Written task:
Read the entries below and pull out each line with the string "Total".
___ Stored data ___
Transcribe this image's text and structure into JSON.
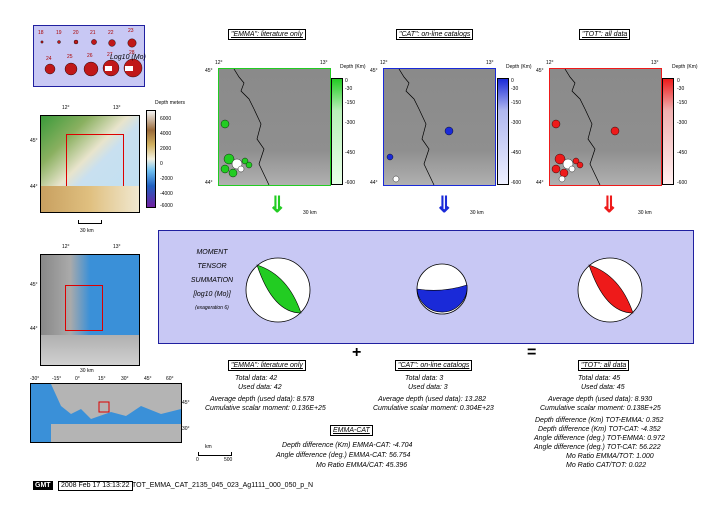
{
  "legend": {
    "scale_label": "Log10 (Mo)",
    "magnitudes_row1": [
      "18",
      "19",
      "20",
      "21",
      "22",
      "23"
    ],
    "magnitudes_row2": [
      "24",
      "25",
      "26",
      "27",
      "28"
    ]
  },
  "top_labels": {
    "emma": "\"EMMA\": literature only",
    "cat": "\"CAT\": on-line catalogs",
    "tot": "\"TOT\": all data"
  },
  "map_ticks": {
    "lon_left": "12°",
    "lon_right": "13°",
    "lat_top": "45°",
    "lat_bottom": "44°",
    "scale_30": "30 km",
    "depth_label": "Depth (Km)",
    "depth_values": [
      "0",
      "-30",
      "-150",
      "-300",
      "-450",
      "-600"
    ]
  },
  "topo": {
    "title": "Depth meters",
    "values": [
      "6000",
      "4000",
      "2000",
      "0",
      "-2000",
      "-4000",
      "-6000"
    ],
    "lon1": "12°",
    "lon2": "13°",
    "lat1": "45°",
    "lat2": "44°",
    "scale": "30 km"
  },
  "europe": {
    "lon_labels": [
      "-30°",
      "-15°",
      "0°",
      "15°",
      "30°",
      "45°",
      "60°"
    ],
    "lat_labels": [
      "45°",
      "30°"
    ],
    "scale_km": "km",
    "scale_0": "0",
    "scale_500": "500"
  },
  "summation": {
    "line1": "MOMENT",
    "line2": "TENSOR",
    "line3": "SUMMATION",
    "line4": "[log10 (Mo)]",
    "line5": "(exageration 6)"
  },
  "operators": {
    "plus": "+",
    "equals": "="
  },
  "stats_emma": {
    "title": "\"EMMA\": literature only",
    "total": "Total data:  42",
    "used": "Used data:  42",
    "avg": "Average depth (used data):    8.578",
    "cum": "Cumulative scalar moment: 0.136E+25"
  },
  "stats_cat": {
    "title": "\"CAT\": on-line catalogs",
    "total": "Total data:   3",
    "used": "Used data:   3",
    "avg": "Average depth (used data):   13.282",
    "cum": "Cumulative scalar moment: 0.304E+23"
  },
  "stats_tot": {
    "title": "\"TOT\": all data",
    "total": "Total data:  45",
    "used": "Used data:  45",
    "avg": "Average depth (used data):    8.930",
    "cum": "Cumulative scalar moment: 0.138E+25",
    "d1": "Depth difference (Km) TOT-EMMA:    0.352",
    "d2": "Depth difference (Km) TOT-CAT:   -4.352",
    "a1": "Angle difference (deg.) TOT-EMMA:    0.972",
    "a2": "Angle difference (deg.) TOT-CAT:   56.222",
    "r1": "Mo Ratio EMMA/TOT:    1.000",
    "r2": "Mo Ratio CAT/TOT:    0.022"
  },
  "emma_cat": {
    "title": "EMMA-CAT",
    "depth": "Depth difference (Km) EMMA-CAT:   -4.704",
    "angle": "Angle difference (deg.) EMMA-CAT:   56.754",
    "ratio": "Mo Ratio EMMA/CAT:   45.396"
  },
  "footer": {
    "logo": "GMT",
    "date": "2008 Feb 17 13:13:22",
    "file": "TOT_EMMA_CAT_2135_045_023_Ag1111_000_050_p_N"
  },
  "colors": {
    "emma": "#22cc22",
    "cat": "#1a2ad8",
    "tot": "#ee1a1a",
    "panel": "#c8c8f4"
  }
}
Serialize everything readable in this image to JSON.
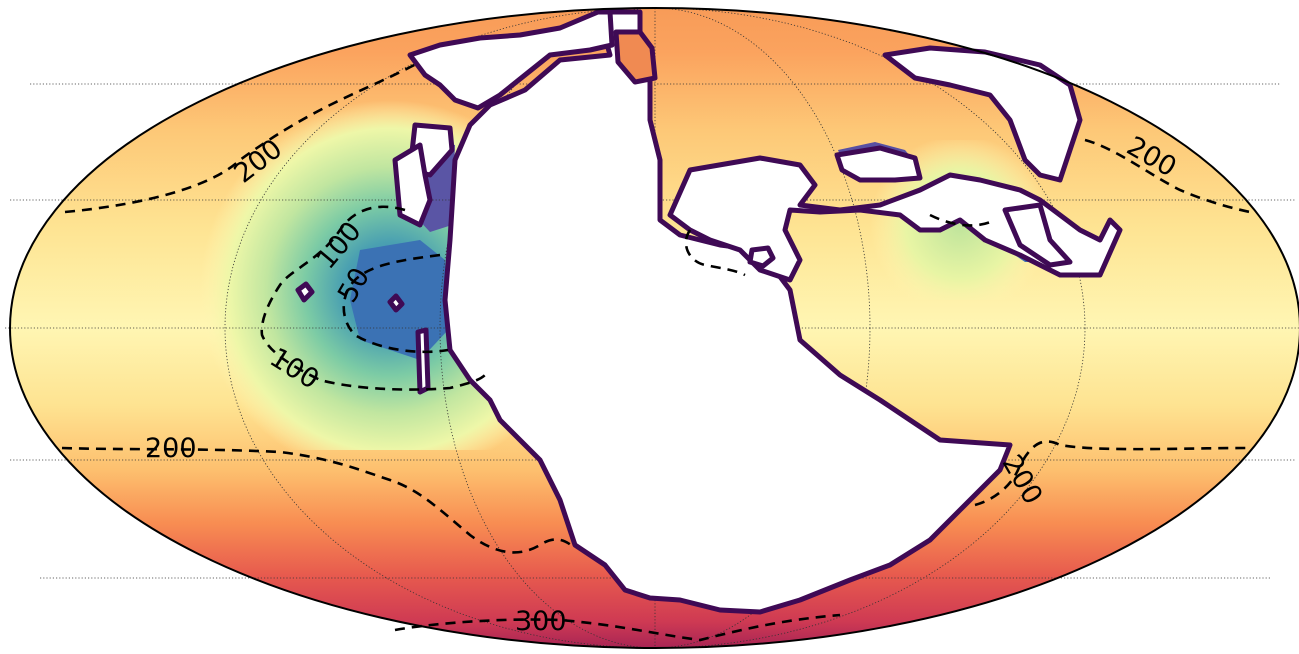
{
  "map": {
    "projection": "mollweide",
    "colormap": "Spectral",
    "land_color": "#ffffff",
    "coast_color": "#3f0a55",
    "grid_color": "#333333",
    "contour_style": "dashed",
    "contour_labels": {
      "c200_nw": "200",
      "c200_ne": "200",
      "c100_a": "100",
      "c50": "50",
      "c100_b": "100",
      "c200_sw": "200",
      "c200_se": "200",
      "c300": "300"
    }
  }
}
___
Full response:
    "total": "Total data:  42",
    "total": "Total data:   3",
    "total": "Total data:  45",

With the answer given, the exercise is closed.